— Begin Dataset content —
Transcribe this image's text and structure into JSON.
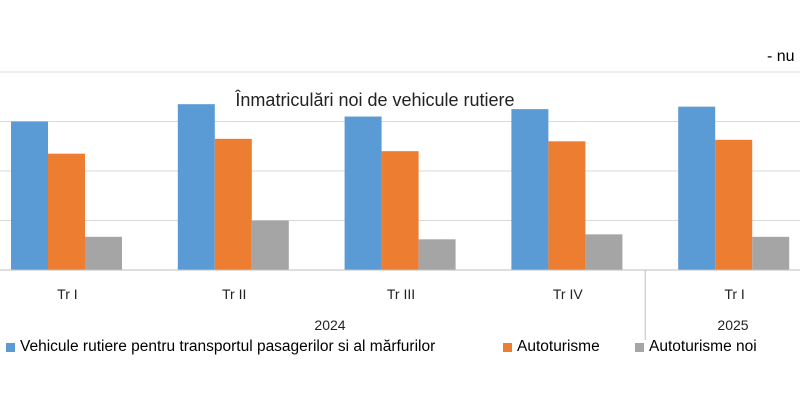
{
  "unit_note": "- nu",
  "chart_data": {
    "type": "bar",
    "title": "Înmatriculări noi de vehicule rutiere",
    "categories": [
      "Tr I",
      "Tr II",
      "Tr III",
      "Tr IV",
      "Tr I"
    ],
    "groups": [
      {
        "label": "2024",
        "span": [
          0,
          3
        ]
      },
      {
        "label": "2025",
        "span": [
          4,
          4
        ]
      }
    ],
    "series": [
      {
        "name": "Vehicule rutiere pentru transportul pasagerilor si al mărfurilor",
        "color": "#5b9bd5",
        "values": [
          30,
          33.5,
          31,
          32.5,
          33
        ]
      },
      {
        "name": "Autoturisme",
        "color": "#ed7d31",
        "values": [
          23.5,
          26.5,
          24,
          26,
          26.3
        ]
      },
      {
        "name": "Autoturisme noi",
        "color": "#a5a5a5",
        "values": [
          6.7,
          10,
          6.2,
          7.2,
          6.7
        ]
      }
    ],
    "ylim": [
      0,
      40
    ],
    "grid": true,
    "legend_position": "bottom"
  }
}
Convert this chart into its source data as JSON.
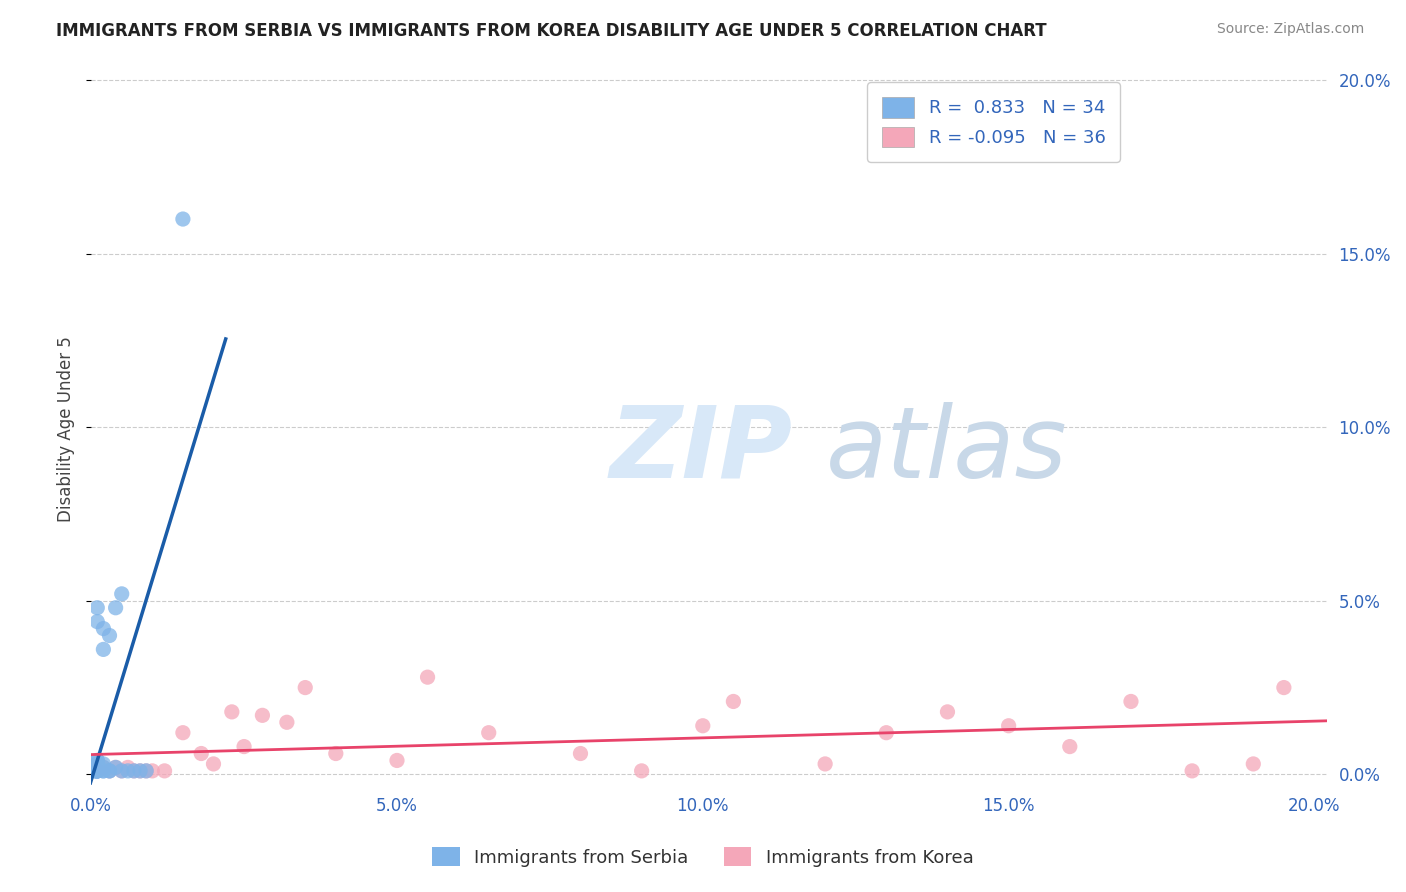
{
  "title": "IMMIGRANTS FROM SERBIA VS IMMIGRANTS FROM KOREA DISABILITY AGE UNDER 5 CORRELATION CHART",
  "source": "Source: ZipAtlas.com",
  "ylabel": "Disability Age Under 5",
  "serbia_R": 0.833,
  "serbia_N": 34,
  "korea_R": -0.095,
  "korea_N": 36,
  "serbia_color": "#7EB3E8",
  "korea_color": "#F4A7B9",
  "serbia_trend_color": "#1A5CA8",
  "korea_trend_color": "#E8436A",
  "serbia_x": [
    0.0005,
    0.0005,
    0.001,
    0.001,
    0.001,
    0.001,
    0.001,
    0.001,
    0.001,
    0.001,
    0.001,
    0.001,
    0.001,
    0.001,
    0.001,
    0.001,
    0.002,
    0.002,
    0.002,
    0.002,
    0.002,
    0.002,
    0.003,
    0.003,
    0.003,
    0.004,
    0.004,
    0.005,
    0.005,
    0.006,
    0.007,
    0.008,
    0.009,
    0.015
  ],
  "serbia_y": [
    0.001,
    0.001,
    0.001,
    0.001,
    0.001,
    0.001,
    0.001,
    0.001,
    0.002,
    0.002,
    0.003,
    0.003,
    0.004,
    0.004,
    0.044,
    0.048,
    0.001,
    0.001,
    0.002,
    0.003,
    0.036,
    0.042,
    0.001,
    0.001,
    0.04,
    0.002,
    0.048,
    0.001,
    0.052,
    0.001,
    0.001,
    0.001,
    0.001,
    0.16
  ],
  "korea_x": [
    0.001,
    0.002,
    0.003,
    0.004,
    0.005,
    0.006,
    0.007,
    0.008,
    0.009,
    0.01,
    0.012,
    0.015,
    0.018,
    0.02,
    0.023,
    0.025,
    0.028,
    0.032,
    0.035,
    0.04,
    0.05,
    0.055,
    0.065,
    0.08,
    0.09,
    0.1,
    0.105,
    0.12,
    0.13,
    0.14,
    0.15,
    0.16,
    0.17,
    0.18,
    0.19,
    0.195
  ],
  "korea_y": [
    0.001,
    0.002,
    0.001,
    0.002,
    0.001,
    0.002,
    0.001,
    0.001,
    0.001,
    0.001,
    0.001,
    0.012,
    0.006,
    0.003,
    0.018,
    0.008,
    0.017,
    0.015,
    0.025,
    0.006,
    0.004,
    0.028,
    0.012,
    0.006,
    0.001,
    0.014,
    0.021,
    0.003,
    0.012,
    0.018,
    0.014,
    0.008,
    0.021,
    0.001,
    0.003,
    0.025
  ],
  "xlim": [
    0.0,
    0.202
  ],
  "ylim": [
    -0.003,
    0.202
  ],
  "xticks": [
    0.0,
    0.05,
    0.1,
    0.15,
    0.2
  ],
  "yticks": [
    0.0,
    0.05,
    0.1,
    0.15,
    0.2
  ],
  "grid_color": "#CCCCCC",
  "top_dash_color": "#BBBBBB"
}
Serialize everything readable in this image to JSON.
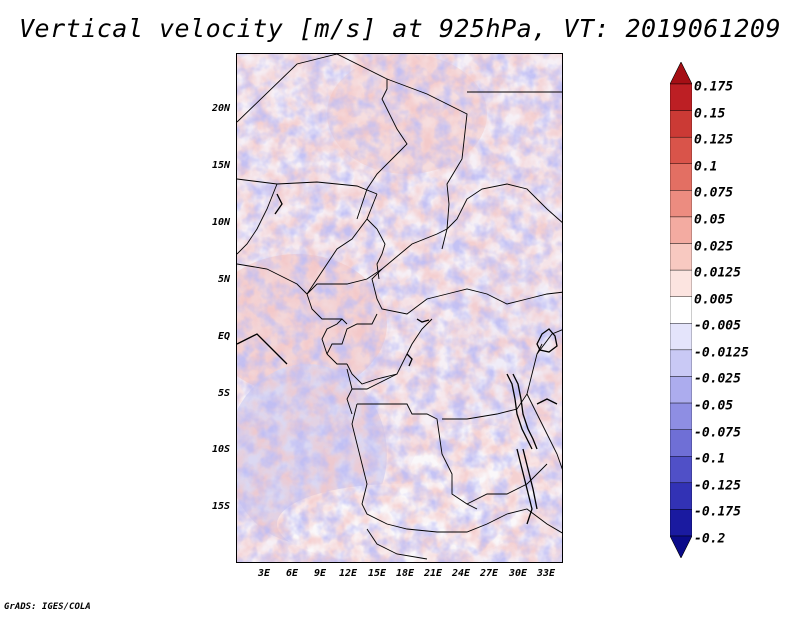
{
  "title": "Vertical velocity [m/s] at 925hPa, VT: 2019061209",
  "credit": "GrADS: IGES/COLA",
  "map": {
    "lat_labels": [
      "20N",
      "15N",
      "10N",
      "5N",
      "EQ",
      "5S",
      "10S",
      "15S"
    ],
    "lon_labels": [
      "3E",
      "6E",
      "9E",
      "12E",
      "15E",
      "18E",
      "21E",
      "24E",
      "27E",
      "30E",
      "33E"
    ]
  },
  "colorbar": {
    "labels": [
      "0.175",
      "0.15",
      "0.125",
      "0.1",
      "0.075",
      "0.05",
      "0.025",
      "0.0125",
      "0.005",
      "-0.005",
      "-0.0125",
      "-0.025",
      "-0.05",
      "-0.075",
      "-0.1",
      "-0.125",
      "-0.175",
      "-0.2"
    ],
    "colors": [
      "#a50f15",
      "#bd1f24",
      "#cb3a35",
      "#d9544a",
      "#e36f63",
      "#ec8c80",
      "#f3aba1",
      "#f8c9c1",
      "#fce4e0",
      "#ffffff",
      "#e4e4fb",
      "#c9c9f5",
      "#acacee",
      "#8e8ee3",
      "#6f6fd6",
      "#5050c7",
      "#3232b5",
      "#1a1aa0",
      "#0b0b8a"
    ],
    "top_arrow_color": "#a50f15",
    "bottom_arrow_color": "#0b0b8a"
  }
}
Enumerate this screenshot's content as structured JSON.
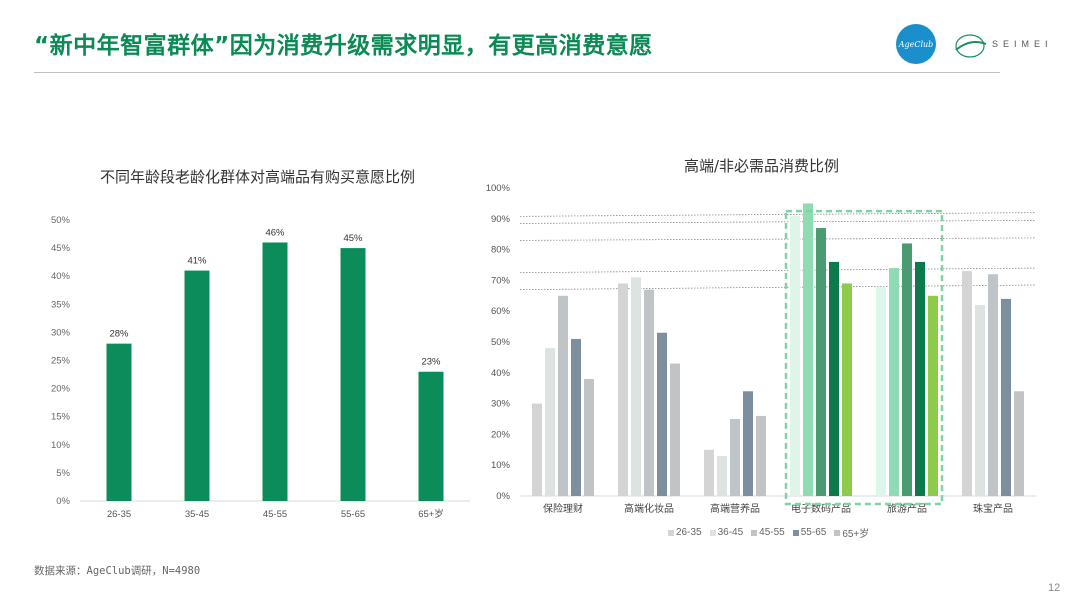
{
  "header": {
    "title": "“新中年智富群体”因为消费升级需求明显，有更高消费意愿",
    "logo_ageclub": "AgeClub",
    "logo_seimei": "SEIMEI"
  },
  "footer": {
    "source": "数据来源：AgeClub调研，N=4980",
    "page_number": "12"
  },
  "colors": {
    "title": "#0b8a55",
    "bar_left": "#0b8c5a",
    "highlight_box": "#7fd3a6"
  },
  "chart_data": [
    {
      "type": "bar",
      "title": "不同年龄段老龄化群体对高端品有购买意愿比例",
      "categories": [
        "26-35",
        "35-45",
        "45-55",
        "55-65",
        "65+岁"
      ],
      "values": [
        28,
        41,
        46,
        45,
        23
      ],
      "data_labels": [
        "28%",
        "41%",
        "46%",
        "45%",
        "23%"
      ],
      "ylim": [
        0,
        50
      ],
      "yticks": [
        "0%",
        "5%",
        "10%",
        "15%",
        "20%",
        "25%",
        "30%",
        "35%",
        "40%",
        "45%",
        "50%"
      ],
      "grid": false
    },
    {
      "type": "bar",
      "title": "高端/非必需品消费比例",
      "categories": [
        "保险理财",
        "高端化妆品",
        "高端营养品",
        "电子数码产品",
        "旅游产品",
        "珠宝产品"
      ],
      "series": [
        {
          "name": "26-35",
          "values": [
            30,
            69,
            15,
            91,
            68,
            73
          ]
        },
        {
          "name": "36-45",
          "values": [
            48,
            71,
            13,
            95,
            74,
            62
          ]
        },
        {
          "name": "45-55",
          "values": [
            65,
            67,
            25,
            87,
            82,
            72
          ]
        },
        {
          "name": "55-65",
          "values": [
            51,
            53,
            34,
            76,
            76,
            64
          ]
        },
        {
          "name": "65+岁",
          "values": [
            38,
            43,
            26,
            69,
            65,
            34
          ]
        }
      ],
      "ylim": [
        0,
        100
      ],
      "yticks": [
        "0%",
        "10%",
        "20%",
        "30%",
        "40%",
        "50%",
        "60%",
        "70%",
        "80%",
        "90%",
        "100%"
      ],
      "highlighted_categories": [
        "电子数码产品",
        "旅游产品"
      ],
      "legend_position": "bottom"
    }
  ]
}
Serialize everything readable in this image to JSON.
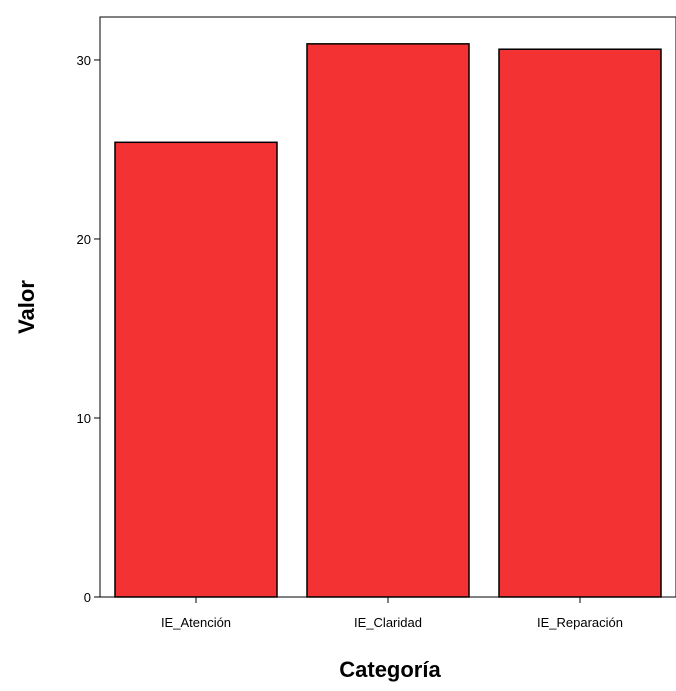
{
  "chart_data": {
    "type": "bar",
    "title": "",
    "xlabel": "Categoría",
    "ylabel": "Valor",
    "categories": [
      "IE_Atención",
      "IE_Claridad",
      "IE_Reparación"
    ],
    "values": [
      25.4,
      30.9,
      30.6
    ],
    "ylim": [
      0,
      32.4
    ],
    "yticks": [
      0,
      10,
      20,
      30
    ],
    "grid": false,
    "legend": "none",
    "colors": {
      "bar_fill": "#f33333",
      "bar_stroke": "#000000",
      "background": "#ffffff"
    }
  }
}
— End Dataset content —
- [Direction]: Filter the records above for "title" and copy every matching line.

- [Exercise solution]:
    "title": "Înmatriculări noi de vehicule rutiere",
  "title": "IMMIGRANTS FROM SERBIA VS IMMIGRANTS FROM KOREA DISABILITY AGE UNDER 5 CORRELATION CHART",
  "title": "Vertical velocity [m/s] at 925hPa, VT: 2019061209",
    "title": "“新中年智富群体”因为消费升级需求明显，有更高消费意愿",
    "title": "#0b8a55",
      "title": "不同年龄段老龄化群体对高端品有购买意愿比例",
      "title": "高端/非必需品消费比例",
    "title": "",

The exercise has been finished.